Write out the listing in full, matching it word for word.

-- Begin Source records --

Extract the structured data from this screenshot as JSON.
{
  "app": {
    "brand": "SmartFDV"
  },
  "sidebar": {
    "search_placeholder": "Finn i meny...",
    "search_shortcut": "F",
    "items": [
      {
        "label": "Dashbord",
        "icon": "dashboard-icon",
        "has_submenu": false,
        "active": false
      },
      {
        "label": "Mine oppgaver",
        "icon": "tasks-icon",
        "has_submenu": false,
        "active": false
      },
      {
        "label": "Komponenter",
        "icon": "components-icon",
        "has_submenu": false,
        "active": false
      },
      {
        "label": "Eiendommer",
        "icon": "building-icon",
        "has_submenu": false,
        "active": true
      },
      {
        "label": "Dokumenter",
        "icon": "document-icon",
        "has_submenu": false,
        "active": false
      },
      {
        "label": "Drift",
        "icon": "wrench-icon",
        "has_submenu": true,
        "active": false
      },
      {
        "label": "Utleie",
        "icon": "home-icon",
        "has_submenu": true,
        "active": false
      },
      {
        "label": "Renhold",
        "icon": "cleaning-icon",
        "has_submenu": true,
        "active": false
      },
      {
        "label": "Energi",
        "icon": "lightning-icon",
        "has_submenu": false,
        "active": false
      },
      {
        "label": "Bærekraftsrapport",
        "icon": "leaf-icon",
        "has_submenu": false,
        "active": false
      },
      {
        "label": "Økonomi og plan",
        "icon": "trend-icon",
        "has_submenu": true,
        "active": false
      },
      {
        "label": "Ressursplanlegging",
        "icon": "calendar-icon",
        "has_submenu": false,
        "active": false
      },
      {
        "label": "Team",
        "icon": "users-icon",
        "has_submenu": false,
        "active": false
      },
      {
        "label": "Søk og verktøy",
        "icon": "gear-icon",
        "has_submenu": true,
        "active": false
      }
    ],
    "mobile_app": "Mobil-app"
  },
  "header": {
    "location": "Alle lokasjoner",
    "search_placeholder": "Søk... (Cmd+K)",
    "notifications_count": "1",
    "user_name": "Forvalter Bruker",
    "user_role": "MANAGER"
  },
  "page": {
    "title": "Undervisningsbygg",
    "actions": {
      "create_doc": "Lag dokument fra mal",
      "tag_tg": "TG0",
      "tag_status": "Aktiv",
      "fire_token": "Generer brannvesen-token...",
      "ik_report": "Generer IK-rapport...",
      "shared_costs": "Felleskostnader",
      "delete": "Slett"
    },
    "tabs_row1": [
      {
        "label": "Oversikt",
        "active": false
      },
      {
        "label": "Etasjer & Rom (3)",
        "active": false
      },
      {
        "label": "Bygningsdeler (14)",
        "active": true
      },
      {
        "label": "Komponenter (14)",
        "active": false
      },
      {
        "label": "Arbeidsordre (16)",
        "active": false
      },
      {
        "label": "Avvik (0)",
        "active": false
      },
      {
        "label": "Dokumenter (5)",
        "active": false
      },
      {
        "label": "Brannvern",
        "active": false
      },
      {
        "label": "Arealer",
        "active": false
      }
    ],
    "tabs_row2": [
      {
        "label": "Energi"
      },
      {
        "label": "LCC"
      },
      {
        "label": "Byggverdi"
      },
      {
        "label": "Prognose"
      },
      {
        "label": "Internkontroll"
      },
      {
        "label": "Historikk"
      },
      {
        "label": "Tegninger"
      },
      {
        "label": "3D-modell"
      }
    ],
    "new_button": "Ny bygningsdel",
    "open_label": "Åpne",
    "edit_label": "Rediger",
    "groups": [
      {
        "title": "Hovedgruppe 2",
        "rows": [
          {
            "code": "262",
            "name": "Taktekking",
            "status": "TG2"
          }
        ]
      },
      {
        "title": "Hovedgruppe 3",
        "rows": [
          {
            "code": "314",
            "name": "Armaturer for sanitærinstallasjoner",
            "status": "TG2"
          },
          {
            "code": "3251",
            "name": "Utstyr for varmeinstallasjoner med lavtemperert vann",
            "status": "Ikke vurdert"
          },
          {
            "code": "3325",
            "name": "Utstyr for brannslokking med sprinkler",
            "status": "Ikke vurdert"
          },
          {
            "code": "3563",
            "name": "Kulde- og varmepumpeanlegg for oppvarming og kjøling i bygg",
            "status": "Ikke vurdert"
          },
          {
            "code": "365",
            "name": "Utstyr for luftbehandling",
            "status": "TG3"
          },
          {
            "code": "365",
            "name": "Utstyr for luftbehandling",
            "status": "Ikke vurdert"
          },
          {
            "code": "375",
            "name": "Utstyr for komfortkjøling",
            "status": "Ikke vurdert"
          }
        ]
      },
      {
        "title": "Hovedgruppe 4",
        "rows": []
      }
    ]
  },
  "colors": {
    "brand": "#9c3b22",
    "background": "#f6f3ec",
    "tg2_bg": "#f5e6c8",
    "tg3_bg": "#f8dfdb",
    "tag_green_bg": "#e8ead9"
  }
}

-- End Source records --

Reply:
Extract the structured data from this screenshot as JSON.
{
  "app": {
    "brand": "SmartFDV"
  },
  "sidebar": {
    "search_placeholder": "Finn i meny...",
    "search_shortcut": "F",
    "items": [
      {
        "label": "Dashbord",
        "icon": "dashboard-icon",
        "has_submenu": false,
        "active": false
      },
      {
        "label": "Mine oppgaver",
        "icon": "tasks-icon",
        "has_submenu": false,
        "active": false
      },
      {
        "label": "Komponenter",
        "icon": "components-icon",
        "has_submenu": false,
        "active": false
      },
      {
        "label": "Eiendommer",
        "icon": "building-icon",
        "has_submenu": false,
        "active": true
      },
      {
        "label": "Dokumenter",
        "icon": "document-icon",
        "has_submenu": false,
        "active": false
      },
      {
        "label": "Drift",
        "icon": "wrench-icon",
        "has_submenu": true,
        "active": false
      },
      {
        "label": "Utleie",
        "icon": "home-icon",
        "has_submenu": true,
        "active": false
      },
      {
        "label": "Renhold",
        "icon": "cleaning-icon",
        "has_submenu": true,
        "active": false
      },
      {
        "label": "Energi",
        "icon": "lightning-icon",
        "has_submenu": false,
        "active": false
      },
      {
        "label": "Bærekraftsrapport",
        "icon": "leaf-icon",
        "has_submenu": false,
        "active": false
      },
      {
        "label": "Økonomi og plan",
        "icon": "trend-icon",
        "has_submenu": true,
        "active": false
      },
      {
        "label": "Ressursplanlegging",
        "icon": "calendar-icon",
        "has_submenu": false,
        "active": false
      },
      {
        "label": "Team",
        "icon": "users-icon",
        "has_submenu": false,
        "active": false
      },
      {
        "label": "Søk og verktøy",
        "icon": "gear-icon",
        "has_submenu": true,
        "active": false
      }
    ],
    "mobile_app": "Mobil-app"
  },
  "header": {
    "location": "Alle lokasjoner",
    "search_placeholder": "Søk... (Cmd+K)",
    "notifications_count": "1",
    "user_name": "Forvalter Bruker",
    "user_role": "MANAGER"
  },
  "page": {
    "title": "Undervisningsbygg",
    "actions": {
      "create_doc": "Lag dokument fra mal",
      "tag_tg": "TG0",
      "tag_status": "Aktiv",
      "fire_token": "Generer brannvesen-token...",
      "ik_report": "Generer IK-rapport...",
      "shared_costs": "Felleskostnader",
      "delete": "Slett"
    },
    "tabs_row1": [
      {
        "label": "Oversikt",
        "active": false
      },
      {
        "label": "Etasjer & Rom (3)",
        "active": false
      },
      {
        "label": "Bygningsdeler (14)",
        "active": true
      },
      {
        "label": "Komponenter (14)",
        "active": false
      },
      {
        "label": "Arbeidsordre (16)",
        "active": false
      },
      {
        "label": "Avvik (0)",
        "active": false
      },
      {
        "label": "Dokumenter (5)",
        "active": false
      },
      {
        "label": "Brannvern",
        "active": false
      },
      {
        "label": "Arealer",
        "active": false
      }
    ],
    "tabs_row2": [
      {
        "label": "Energi"
      },
      {
        "label": "LCC"
      },
      {
        "label": "Byggverdi"
      },
      {
        "label": "Prognose"
      },
      {
        "label": "Internkontroll"
      },
      {
        "label": "Historikk"
      },
      {
        "label": "Tegninger"
      },
      {
        "label": "3D-modell"
      }
    ],
    "new_button": "Ny bygningsdel",
    "open_label": "Åpne",
    "edit_label": "Rediger",
    "groups": [
      {
        "title": "Hovedgruppe 2",
        "rows": [
          {
            "code": "262",
            "name": "Taktekking",
            "status": "TG2"
          }
        ]
      },
      {
        "title": "Hovedgruppe 3",
        "rows": [
          {
            "code": "314",
            "name": "Armaturer for sanitærinstallasjoner",
            "status": "TG2"
          },
          {
            "code": "3251",
            "name": "Utstyr for varmeinstallasjoner med lavtemperert vann",
            "status": "Ikke vurdert"
          },
          {
            "code": "3325",
            "name": "Utstyr for brannslokking med sprinkler",
            "status": "Ikke vurdert"
          },
          {
            "code": "3563",
            "name": "Kulde- og varmepumpeanlegg for oppvarming og kjøling i bygg",
            "status": "Ikke vurdert"
          },
          {
            "code": "365",
            "name": "Utstyr for luftbehandling",
            "status": "TG3"
          },
          {
            "code": "365",
            "name": "Utstyr for luftbehandling",
            "status": "Ikke vurdert"
          },
          {
            "code": "375",
            "name": "Utstyr for komfortkjøling",
            "status": "Ikke vurdert"
          }
        ]
      },
      {
        "title": "Hovedgruppe 4",
        "rows": []
      }
    ]
  },
  "colors": {
    "brand": "#9c3b22",
    "background": "#f6f3ec",
    "tg2_bg": "#f5e6c8",
    "tg3_bg": "#f8dfdb",
    "tag_green_bg": "#e8ead9"
  }
}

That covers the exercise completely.